> _Exercise brief_
Write out the records below once more, exactly as they stand.

> _Given data_
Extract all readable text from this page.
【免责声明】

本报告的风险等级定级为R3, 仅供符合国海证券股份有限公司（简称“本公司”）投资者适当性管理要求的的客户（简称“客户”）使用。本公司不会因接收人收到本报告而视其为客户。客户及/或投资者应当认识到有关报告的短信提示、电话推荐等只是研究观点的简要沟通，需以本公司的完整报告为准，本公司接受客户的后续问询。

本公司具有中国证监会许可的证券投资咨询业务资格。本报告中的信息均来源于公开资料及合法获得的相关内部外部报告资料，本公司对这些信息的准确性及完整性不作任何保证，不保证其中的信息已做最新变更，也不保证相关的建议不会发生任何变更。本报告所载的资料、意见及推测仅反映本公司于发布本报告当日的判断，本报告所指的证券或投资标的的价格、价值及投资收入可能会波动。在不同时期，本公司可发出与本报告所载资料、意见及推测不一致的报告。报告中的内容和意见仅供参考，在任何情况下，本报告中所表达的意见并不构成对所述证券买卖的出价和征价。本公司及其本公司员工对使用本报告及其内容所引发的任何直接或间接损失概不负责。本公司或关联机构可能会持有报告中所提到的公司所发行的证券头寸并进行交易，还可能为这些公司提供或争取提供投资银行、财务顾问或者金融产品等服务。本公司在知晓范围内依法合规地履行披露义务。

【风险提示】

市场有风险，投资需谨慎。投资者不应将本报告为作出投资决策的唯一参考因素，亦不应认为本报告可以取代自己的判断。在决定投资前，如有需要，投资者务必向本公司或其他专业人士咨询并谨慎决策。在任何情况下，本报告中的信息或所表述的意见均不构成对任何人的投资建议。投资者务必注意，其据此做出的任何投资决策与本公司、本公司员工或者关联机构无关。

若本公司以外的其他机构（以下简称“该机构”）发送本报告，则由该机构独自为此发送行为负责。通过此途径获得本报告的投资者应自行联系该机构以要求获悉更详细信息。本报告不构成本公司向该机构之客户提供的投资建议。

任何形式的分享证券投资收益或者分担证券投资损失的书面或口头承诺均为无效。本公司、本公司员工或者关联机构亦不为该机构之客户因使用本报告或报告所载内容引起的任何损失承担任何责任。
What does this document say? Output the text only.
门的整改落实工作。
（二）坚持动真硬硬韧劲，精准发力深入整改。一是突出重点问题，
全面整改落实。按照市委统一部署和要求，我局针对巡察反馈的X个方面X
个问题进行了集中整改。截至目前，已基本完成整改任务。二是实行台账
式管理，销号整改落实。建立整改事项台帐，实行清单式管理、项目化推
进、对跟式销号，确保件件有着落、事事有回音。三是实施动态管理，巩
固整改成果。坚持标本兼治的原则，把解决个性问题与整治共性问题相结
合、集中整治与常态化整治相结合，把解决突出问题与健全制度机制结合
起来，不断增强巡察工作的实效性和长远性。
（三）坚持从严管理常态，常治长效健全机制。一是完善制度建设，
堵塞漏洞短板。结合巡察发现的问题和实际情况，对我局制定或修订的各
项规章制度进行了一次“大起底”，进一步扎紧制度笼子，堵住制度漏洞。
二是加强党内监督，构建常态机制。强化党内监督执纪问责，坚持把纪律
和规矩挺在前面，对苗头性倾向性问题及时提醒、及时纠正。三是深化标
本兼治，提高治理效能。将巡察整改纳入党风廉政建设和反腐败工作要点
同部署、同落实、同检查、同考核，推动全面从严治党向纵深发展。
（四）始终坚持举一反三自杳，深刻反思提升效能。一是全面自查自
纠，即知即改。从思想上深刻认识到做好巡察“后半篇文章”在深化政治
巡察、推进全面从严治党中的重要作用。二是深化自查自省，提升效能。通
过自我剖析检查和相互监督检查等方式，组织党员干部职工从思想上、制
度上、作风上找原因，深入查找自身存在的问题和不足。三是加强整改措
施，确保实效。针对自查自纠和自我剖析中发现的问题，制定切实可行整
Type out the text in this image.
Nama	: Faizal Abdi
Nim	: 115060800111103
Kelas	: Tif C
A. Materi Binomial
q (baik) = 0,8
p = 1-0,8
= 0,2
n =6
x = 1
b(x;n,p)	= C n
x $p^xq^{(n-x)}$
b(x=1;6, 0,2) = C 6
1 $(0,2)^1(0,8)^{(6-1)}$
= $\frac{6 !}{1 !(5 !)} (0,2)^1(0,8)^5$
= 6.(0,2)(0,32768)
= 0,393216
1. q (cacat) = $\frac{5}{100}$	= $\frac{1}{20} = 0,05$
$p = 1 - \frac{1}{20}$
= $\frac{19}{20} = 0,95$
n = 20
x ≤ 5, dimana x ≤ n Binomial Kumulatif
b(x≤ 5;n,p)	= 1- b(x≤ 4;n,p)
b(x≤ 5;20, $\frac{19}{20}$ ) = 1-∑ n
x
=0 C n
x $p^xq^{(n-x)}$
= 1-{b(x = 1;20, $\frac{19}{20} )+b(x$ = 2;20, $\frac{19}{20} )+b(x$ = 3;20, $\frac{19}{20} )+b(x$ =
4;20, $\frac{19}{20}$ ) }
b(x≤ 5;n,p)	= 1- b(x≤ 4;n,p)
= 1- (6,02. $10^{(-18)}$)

> _Complete response_
Extract all readable text from this page.
【免责声明】

本报告的风险等级定级为R3, 仅供符合国海证券股份有限公司（简称“本公司”）投资者适当性管理要求的的客户（简称“客户”）使用。本公司不会因接收人收到本报告而视其为客户。客户及/或投资者应当认识到有关报告的短信提示、电话推荐等只是研究观点的简要沟通，需以本公司的完整报告为准，本公司接受客户的后续问询。

本公司具有中国证监会许可的证券投资咨询业务资格。本报告中的信息均来源于公开资料及合法获得的相关内部外部报告资料，本公司对这些信息的准确性及完整性不作任何保证，不保证其中的信息已做最新变更，也不保证相关的建议不会发生任何变更。本报告所载的资料、意见及推测仅反映本公司于发布本报告当日的判断，本报告所指的证券或投资标的的价格、价值及投资收入可能会波动。在不同时期，本公司可发出与本报告所载资料、意见及推测不一致的报告。报告中的内容和意见仅供参考，在任何情况下，本报告中所表达的意见并不构成对所述证券买卖的出价和征价。本公司及其本公司员工对使用本报告及其内容所引发的任何直接或间接损失概不负责。本公司或关联机构可能会持有报告中所提到的公司所发行的证券头寸并进行交易，还可能为这些公司提供或争取提供投资银行、财务顾问或者金融产品等服务。本公司在知晓范围内依法合规地履行披露义务。

【风险提示】

市场有风险，投资需谨慎。投资者不应将本报告为作出投资决策的唯一参考因素，亦不应认为本报告可以取代自己的判断。在决定投资前，如有需要，投资者务必向本公司或其他专业人士咨询并谨慎决策。在任何情况下，本报告中的信息或所表述的意见均不构成对任何人的投资建议。投资者务必注意，其据此做出的任何投资决策与本公司、本公司员工或者关联机构无关。

若本公司以外的其他机构（以下简称“该机构”）发送本报告，则由该机构独自为此发送行为负责。通过此途径获得本报告的投资者应自行联系该机构以要求获悉更详细信息。本报告不构成本公司向该机构之客户提供的投资建议。

任何形式的分享证券投资收益或者分担证券投资损失的书面或口头承诺均为无效。本公司、本公司员工或者关联机构亦不为该机构之客户因使用本报告或报告所载内容引起的任何损失承担任何责任。
What does this document say? Output the text only.
门的整改落实工作。
（二）坚持动真硬硬韧劲，精准发力深入整改。一是突出重点问题，
全面整改落实。按照市委统一部署和要求，我局针对巡察反馈的X个方面X
个问题进行了集中整改。截至目前，已基本完成整改任务。二是实行台账
式管理，销号整改落实。建立整改事项台帐，实行清单式管理、项目化推
进、对跟式销号，确保件件有着落、事事有回音。三是实施动态管理，巩
固整改成果。坚持标本兼治的原则，把解决个性问题与整治共性问题相结
合、集中整治与常态化整治相结合，把解决突出问题与健全制度机制结合
起来，不断增强巡察工作的实效性和长远性。
（三）坚持从严管理常态，常治长效健全机制。一是完善制度建设，
堵塞漏洞短板。结合巡察发现的问题和实际情况，对我局制定或修订的各
项规章制度进行了一次“大起底”，进一步扎紧制度笼子，堵住制度漏洞。
二是加强党内监督，构建常态机制。强化党内监督执纪问责，坚持把纪律
和规矩挺在前面，对苗头性倾向性问题及时提醒、及时纠正。三是深化标
本兼治，提高治理效能。将巡察整改纳入党风廉政建设和反腐败工作要点
同部署、同落实、同检查、同考核，推动全面从严治党向纵深发展。
（四）始终坚持举一反三自杳，深刻反思提升效能。一是全面自查自
纠，即知即改。从思想上深刻认识到做好巡察“后半篇文章”在深化政治
巡察、推进全面从严治党中的重要作用。二是深化自查自省，提升效能。通
过自我剖析检查和相互监督检查等方式，组织党员干部职工从思想上、制
度上、作风上找原因，深入查找自身存在的问题和不足。三是加强整改措
施，确保实效。针对自查自纠和自我剖析中发现的问题，制定切实可行整
Type out the text in this image.
Nama	: Faizal Abdi
Nim	: 115060800111103
Kelas	: Tif C
A. Materi Binomial
q (baik) = 0,8
p = 1-0,8
= 0,2
n =6
x = 1
b(x;n,p)	= C n
x $p^xq^{(n-x)}$
b(x=1;6, 0,2) = C 6
1 $(0,2)^1(0,8)^{(6-1)}$
= $\frac{6 !}{1 !(5 !)} (0,2)^1(0,8)^5$
= 6.(0,2)(0,32768)
= 0,393216
1. q (cacat) = $\frac{5}{100}$	= $\frac{1}{20} = 0,05$
$p = 1 - \frac{1}{20}$
= $\frac{19}{20} = 0,95$
n = 20
x ≤ 5, dimana x ≤ n Binomial Kumulatif
b(x≤ 5;n,p)	= 1- b(x≤ 4;n,p)
b(x≤ 5;20, $\frac{19}{20}$ ) = 1-∑ n
x
=0 C n
x $p^xq^{(n-x)}$
= 1-{b(x = 1;20, $\frac{19}{20} )+b(x$ = 2;20, $\frac{19}{20} )+b(x$ = 3;20, $\frac{19}{20} )+b(x$ =
4;20, $\frac{19}{20}$ ) }
b(x≤ 5;n,p)	= 1- b(x≤ 4;n,p)
= 1- (6,02. $10^{(-18)}$)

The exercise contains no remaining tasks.